> **What the task asks**:
Repeat all of the material exactly as given.

> **Material supplied**:
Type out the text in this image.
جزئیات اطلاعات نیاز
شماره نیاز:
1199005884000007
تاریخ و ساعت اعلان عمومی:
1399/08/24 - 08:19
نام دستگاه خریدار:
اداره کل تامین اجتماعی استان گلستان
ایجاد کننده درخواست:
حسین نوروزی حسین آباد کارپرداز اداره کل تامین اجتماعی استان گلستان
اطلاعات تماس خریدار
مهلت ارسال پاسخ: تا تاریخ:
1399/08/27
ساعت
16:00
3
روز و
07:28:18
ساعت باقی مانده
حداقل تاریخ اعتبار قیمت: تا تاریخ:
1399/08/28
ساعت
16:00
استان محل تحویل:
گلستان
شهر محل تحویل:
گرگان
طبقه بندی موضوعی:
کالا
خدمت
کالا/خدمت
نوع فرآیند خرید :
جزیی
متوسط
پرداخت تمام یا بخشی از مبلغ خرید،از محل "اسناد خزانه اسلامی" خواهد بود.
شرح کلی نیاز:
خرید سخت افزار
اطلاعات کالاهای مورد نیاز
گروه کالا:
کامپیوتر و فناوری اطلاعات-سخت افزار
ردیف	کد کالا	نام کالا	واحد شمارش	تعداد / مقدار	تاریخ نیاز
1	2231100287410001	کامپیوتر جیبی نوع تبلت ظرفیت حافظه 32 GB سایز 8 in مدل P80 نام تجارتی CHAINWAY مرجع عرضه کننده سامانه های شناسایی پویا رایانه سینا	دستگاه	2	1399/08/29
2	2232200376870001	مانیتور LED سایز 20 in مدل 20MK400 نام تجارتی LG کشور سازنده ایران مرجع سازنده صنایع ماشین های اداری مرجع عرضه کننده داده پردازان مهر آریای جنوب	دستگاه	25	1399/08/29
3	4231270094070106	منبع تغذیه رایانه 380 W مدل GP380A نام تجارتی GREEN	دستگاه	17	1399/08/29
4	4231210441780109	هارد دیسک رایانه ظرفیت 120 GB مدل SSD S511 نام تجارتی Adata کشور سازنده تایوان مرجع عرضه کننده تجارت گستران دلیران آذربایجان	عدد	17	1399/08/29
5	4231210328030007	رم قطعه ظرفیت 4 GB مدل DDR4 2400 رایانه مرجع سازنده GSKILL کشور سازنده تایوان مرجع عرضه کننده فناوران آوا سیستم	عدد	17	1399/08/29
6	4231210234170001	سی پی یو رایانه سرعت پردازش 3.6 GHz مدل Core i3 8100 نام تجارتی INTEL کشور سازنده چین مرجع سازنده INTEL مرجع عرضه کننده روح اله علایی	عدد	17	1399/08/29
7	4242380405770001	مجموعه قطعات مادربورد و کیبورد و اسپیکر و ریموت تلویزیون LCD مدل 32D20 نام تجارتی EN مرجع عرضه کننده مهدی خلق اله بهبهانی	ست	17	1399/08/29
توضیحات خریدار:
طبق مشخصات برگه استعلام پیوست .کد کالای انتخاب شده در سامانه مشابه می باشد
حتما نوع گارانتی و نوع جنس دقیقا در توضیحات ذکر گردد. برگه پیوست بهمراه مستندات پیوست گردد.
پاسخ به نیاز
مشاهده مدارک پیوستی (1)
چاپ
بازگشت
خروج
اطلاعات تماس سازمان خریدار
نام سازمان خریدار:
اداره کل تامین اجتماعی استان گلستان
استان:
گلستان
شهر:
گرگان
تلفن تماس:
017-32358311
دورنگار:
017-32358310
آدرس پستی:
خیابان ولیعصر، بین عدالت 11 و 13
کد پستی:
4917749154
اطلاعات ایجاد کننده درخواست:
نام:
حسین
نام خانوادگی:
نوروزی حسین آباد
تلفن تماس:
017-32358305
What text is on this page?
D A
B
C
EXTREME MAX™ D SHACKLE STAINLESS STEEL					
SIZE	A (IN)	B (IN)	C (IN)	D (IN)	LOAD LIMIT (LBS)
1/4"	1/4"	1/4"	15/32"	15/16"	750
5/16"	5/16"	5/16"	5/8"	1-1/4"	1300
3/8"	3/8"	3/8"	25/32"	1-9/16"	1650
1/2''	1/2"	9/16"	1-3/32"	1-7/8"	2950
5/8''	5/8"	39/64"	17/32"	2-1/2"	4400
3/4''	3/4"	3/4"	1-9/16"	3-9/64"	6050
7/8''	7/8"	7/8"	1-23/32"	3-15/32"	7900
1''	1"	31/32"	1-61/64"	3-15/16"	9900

> **Worked answer**:
Type out the text in this image.
جزئیات اطلاعات نیاز
شماره نیاز:
1199005884000007
تاریخ و ساعت اعلان عمومی:
1399/08/24 - 08:19
نام دستگاه خریدار:
اداره کل تامین اجتماعی استان گلستان
ایجاد کننده درخواست:
حسین نوروزی حسین آباد کارپرداز اداره کل تامین اجتماعی استان گلستان
اطلاعات تماس خریدار
مهلت ارسال پاسخ: تا تاریخ:
1399/08/27
ساعت
16:00
3
روز و
07:28:18
ساعت باقی مانده
حداقل تاریخ اعتبار قیمت: تا تاریخ:
1399/08/28
ساعت
16:00
استان محل تحویل:
گلستان
شهر محل تحویل:
گرگان
طبقه بندی موضوعی:
کالا
خدمت
کالا/خدمت
نوع فرآیند خرید :
جزیی
متوسط
پرداخت تمام یا بخشی از مبلغ خرید،از محل "اسناد خزانه اسلامی" خواهد بود.
شرح کلی نیاز:
خرید سخت افزار
اطلاعات کالاهای مورد نیاز
گروه کالا:
کامپیوتر و فناوری اطلاعات-سخت افزار
ردیف	کد کالا	نام کالا	واحد شمارش	تعداد / مقدار	تاریخ نیاز
1	2231100287410001	کامپیوتر جیبی نوع تبلت ظرفیت حافظه 32 GB سایز 8 in مدل P80 نام تجارتی CHAINWAY مرجع عرضه کننده سامانه های شناسایی پویا رایانه سینا	دستگاه	2	1399/08/29
2	2232200376870001	مانیتور LED سایز 20 in مدل 20MK400 نام تجارتی LG کشور سازنده ایران مرجع سازنده صنایع ماشین های اداری مرجع عرضه کننده داده پردازان مهر آریای جنوب	دستگاه	25	1399/08/29
3	4231270094070106	منبع تغذیه رایانه 380 W مدل GP380A نام تجارتی GREEN	دستگاه	17	1399/08/29
4	4231210441780109	هارد دیسک رایانه ظرفیت 120 GB مدل SSD S511 نام تجارتی Adata کشور سازنده تایوان مرجع عرضه کننده تجارت گستران دلیران آذربایجان	عدد	17	1399/08/29
5	4231210328030007	رم قطعه ظرفیت 4 GB مدل DDR4 2400 رایانه مرجع سازنده GSKILL کشور سازنده تایوان مرجع عرضه کننده فناوران آوا سیستم	عدد	17	1399/08/29
6	4231210234170001	سی پی یو رایانه سرعت پردازش 3.6 GHz مدل Core i3 8100 نام تجارتی INTEL کشور سازنده چین مرجع سازنده INTEL مرجع عرضه کننده روح اله علایی	عدد	17	1399/08/29
7	4242380405770001	مجموعه قطعات مادربورد و کیبورد و اسپیکر و ریموت تلویزیون LCD مدل 32D20 نام تجارتی EN مرجع عرضه کننده مهدی خلق اله بهبهانی	ست	17	1399/08/29
توضیحات خریدار:
طبق مشخصات برگه استعلام پیوست .کد کالای انتخاب شده در سامانه مشابه می باشد
حتما نوع گارانتی و نوع جنس دقیقا در توضیحات ذکر گردد. برگه پیوست بهمراه مستندات پیوست گردد.
پاسخ به نیاز
مشاهده مدارک پیوستی (1)
چاپ
بازگشت
خروج
اطلاعات تماس سازمان خریدار
نام سازمان خریدار:
اداره کل تامین اجتماعی استان گلستان
استان:
گلستان
شهر:
گرگان
تلفن تماس:
017-32358311
دورنگار:
017-32358310
آدرس پستی:
خیابان ولیعصر، بین عدالت 11 و 13
کد پستی:
4917749154
اطلاعات ایجاد کننده درخواست:
نام:
حسین
نام خانوادگی:
نوروزی حسین آباد
تلفن تماس:
017-32358305
What text is on this page?
D A
B
C
EXTREME MAX™ D SHACKLE STAINLESS STEEL					
SIZE	A (IN)	B (IN)	C (IN)	D (IN)	LOAD LIMIT (LBS)
1/4"	1/4"	1/4"	15/32"	15/16"	750
5/16"	5/16"	5/16"	5/8"	1-1/4"	1300
3/8"	3/8"	3/8"	25/32"	1-9/16"	1650
1/2''	1/2"	9/16"	1-3/32"	1-7/8"	2950
5/8''	5/8"	39/64"	17/32"	2-1/2"	4400
3/4''	3/4"	3/4"	1-9/16"	3-9/64"	6050
7/8''	7/8"	7/8"	1-23/32"	3-15/32"	7900
1''	1"	31/32"	1-61/64"	3-15/16"	9900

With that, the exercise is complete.